Request: Here are some records; quote them exactly, leaving out the pictures.

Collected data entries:
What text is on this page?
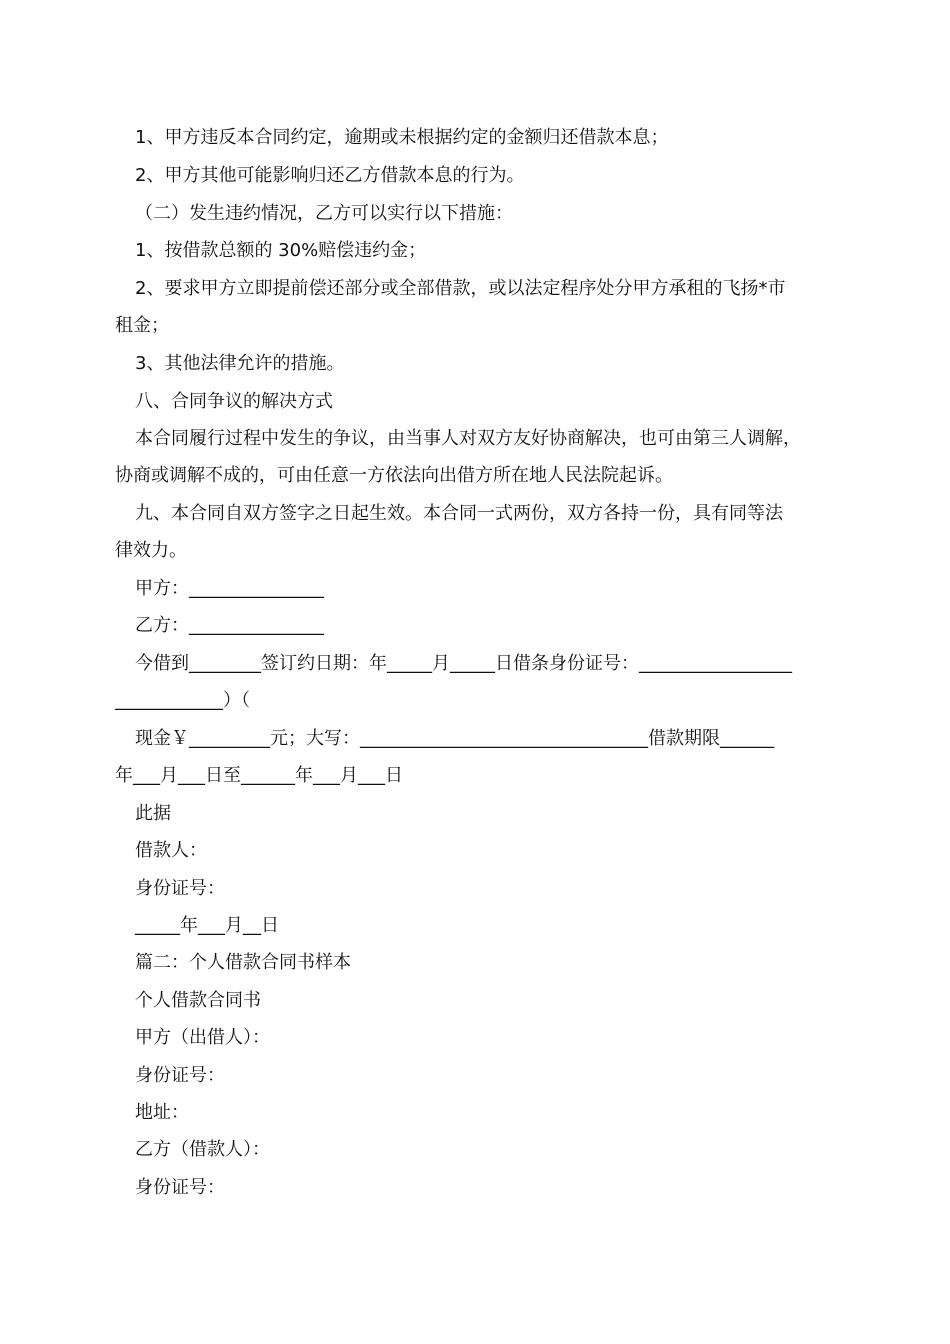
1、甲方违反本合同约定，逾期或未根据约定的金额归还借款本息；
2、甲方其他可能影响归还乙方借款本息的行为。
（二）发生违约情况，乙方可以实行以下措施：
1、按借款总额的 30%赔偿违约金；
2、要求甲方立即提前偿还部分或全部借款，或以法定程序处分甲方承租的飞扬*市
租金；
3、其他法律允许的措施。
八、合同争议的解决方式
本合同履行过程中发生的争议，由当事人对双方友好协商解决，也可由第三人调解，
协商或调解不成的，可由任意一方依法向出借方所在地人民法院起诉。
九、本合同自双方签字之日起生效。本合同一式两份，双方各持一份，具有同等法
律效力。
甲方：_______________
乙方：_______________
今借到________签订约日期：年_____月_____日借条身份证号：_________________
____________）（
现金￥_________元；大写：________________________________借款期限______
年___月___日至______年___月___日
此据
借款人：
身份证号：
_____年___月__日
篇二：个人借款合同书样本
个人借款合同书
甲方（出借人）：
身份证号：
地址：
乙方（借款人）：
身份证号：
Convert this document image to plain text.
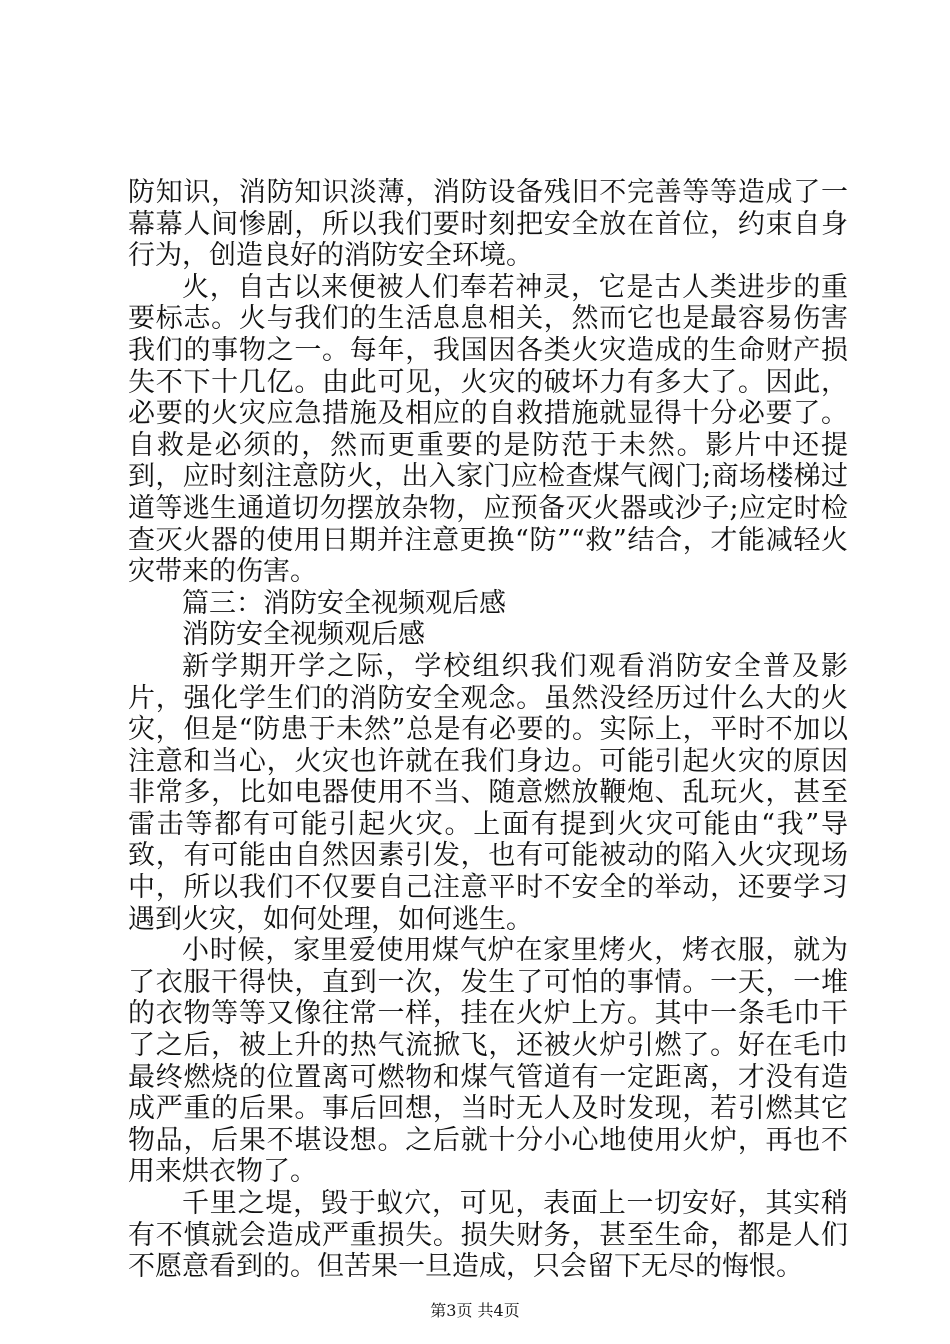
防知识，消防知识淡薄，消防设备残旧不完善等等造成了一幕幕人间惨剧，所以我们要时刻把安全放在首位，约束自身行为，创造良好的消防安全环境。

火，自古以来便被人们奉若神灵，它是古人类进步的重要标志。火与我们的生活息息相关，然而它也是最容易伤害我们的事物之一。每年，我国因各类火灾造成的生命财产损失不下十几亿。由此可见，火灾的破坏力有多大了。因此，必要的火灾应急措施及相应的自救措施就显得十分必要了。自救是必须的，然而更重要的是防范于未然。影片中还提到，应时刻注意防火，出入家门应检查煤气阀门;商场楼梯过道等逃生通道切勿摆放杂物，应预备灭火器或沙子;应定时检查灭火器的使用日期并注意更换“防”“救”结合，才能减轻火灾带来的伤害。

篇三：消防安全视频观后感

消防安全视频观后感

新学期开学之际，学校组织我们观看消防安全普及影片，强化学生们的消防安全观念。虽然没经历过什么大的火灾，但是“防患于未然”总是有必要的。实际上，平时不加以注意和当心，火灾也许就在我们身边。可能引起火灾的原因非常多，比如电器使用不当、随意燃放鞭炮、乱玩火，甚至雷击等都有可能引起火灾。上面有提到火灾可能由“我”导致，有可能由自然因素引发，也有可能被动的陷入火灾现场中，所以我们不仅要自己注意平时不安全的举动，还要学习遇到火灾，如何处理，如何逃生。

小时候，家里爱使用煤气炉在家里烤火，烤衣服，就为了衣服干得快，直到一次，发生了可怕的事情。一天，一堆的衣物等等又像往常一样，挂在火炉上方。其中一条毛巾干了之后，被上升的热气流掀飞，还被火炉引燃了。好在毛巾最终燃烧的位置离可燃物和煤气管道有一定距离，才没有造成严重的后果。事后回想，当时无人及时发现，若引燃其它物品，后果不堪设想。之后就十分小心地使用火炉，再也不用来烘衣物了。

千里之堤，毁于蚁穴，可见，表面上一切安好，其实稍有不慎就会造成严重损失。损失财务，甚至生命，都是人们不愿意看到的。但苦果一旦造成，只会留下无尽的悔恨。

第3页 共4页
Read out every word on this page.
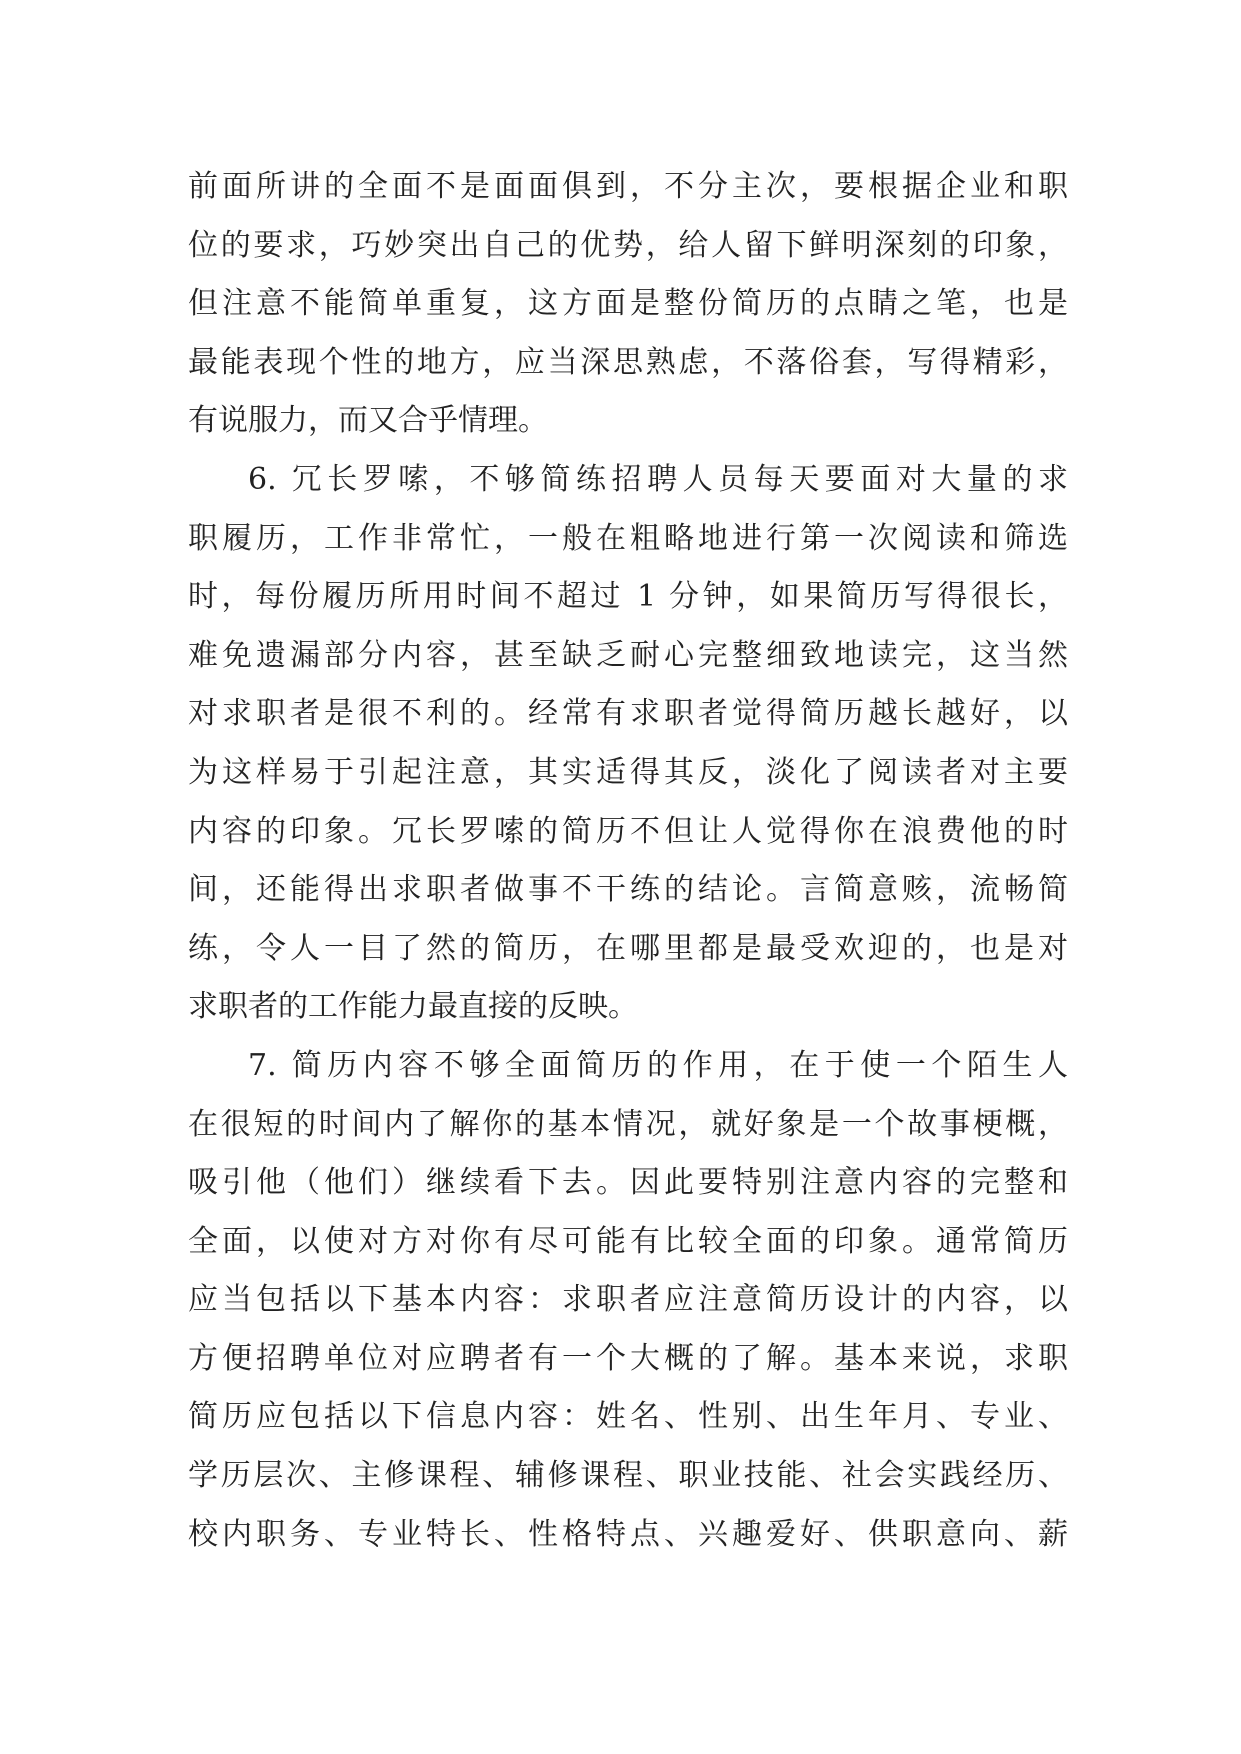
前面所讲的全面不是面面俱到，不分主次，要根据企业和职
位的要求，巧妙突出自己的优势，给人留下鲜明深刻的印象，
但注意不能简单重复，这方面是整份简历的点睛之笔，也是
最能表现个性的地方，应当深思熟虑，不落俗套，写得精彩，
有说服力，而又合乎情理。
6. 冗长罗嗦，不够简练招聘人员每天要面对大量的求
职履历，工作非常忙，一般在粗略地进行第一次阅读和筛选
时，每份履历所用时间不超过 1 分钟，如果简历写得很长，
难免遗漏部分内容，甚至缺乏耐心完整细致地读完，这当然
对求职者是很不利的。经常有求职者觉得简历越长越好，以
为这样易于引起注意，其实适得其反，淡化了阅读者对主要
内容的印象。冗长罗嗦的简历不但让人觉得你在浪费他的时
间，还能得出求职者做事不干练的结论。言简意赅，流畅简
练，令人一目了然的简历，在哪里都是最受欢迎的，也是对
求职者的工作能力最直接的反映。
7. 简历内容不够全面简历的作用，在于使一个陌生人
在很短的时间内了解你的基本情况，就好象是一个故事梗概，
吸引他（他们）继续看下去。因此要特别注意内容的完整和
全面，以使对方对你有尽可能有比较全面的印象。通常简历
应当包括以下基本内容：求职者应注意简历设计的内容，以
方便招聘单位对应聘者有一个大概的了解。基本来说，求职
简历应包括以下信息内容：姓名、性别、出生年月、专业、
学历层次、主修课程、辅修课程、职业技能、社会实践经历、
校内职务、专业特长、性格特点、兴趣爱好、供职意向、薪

Exercise output:
What text is on this page?
1、甲方违反本合同约定，逾期或未根据约定的金额归还借款本息；
2、甲方其他可能影响归还乙方借款本息的行为。
（二）发生违约情况，乙方可以实行以下措施：
1、按借款总额的 30%赔偿违约金；
2、要求甲方立即提前偿还部分或全部借款，或以法定程序处分甲方承租的飞扬*市
租金；
3、其他法律允许的措施。
八、合同争议的解决方式
本合同履行过程中发生的争议，由当事人对双方友好协商解决，也可由第三人调解，
协商或调解不成的，可由任意一方依法向出借方所在地人民法院起诉。
九、本合同自双方签字之日起生效。本合同一式两份，双方各持一份，具有同等法
律效力。
甲方：_______________
乙方：_______________
今借到________签订约日期：年_____月_____日借条身份证号：_________________
____________）（
现金￥_________元；大写：________________________________借款期限______
年___月___日至______年___月___日
此据
借款人：
身份证号：
_____年___月__日
篇二：个人借款合同书样本
个人借款合同书
甲方（出借人）：
身份证号：
地址：
乙方（借款人）：
身份证号：
Convert this document image to plain text.
防知识，消防知识淡薄，消防设备残旧不完善等等造成了一幕幕人间惨剧，所以我们要时刻把安全放在首位，约束自身行为，创造良好的消防安全环境。

火，自古以来便被人们奉若神灵，它是古人类进步的重要标志。火与我们的生活息息相关，然而它也是最容易伤害我们的事物之一。每年，我国因各类火灾造成的生命财产损失不下十几亿。由此可见，火灾的破坏力有多大了。因此，必要的火灾应急措施及相应的自救措施就显得十分必要了。自救是必须的，然而更重要的是防范于未然。影片中还提到，应时刻注意防火，出入家门应检查煤气阀门;商场楼梯过道等逃生通道切勿摆放杂物，应预备灭火器或沙子;应定时检查灭火器的使用日期并注意更换“防”“救”结合，才能减轻火灾带来的伤害。

篇三：消防安全视频观后感

消防安全视频观后感

新学期开学之际，学校组织我们观看消防安全普及影片，强化学生们的消防安全观念。虽然没经历过什么大的火灾，但是“防患于未然”总是有必要的。实际上，平时不加以注意和当心，火灾也许就在我们身边。可能引起火灾的原因非常多，比如电器使用不当、随意燃放鞭炮、乱玩火，甚至雷击等都有可能引起火灾。上面有提到火灾可能由“我”导致，有可能由自然因素引发，也有可能被动的陷入火灾现场中，所以我们不仅要自己注意平时不安全的举动，还要学习遇到火灾，如何处理，如何逃生。

小时候，家里爱使用煤气炉在家里烤火，烤衣服，就为了衣服干得快，直到一次，发生了可怕的事情。一天，一堆的衣物等等又像往常一样，挂在火炉上方。其中一条毛巾干了之后，被上升的热气流掀飞，还被火炉引燃了。好在毛巾最终燃烧的位置离可燃物和煤气管道有一定距离，才没有造成严重的后果。事后回想，当时无人及时发现，若引燃其它物品，后果不堪设想。之后就十分小心地使用火炉，再也不用来烘衣物了。

千里之堤，毁于蚁穴，可见，表面上一切安好，其实稍有不慎就会造成严重损失。损失财务，甚至生命，都是人们不愿意看到的。但苦果一旦造成，只会留下无尽的悔恨。

第3页 共4页
Read out every word on this page.
前面所讲的全面不是面面俱到，不分主次，要根据企业和职
位的要求，巧妙突出自己的优势，给人留下鲜明深刻的印象，
但注意不能简单重复，这方面是整份简历的点睛之笔，也是
最能表现个性的地方，应当深思熟虑，不落俗套，写得精彩，
有说服力，而又合乎情理。
6. 冗长罗嗦，不够简练招聘人员每天要面对大量的求
职履历，工作非常忙，一般在粗略地进行第一次阅读和筛选
时，每份履历所用时间不超过 1 分钟，如果简历写得很长，
难免遗漏部分内容，甚至缺乏耐心完整细致地读完，这当然
对求职者是很不利的。经常有求职者觉得简历越长越好，以
为这样易于引起注意，其实适得其反，淡化了阅读者对主要
内容的印象。冗长罗嗦的简历不但让人觉得你在浪费他的时
间，还能得出求职者做事不干练的结论。言简意赅，流畅简
练，令人一目了然的简历，在哪里都是最受欢迎的，也是对
求职者的工作能力最直接的反映。
7. 简历内容不够全面简历的作用，在于使一个陌生人
在很短的时间内了解你的基本情况，就好象是一个故事梗概，
吸引他（他们）继续看下去。因此要特别注意内容的完整和
全面，以使对方对你有尽可能有比较全面的印象。通常简历
应当包括以下基本内容：求职者应注意简历设计的内容，以
方便招聘单位对应聘者有一个大概的了解。基本来说，求职
简历应包括以下信息内容：姓名、性别、出生年月、专业、
学历层次、主修课程、辅修课程、职业技能、社会实践经历、
校内职务、专业特长、性格特点、兴趣爱好、供职意向、薪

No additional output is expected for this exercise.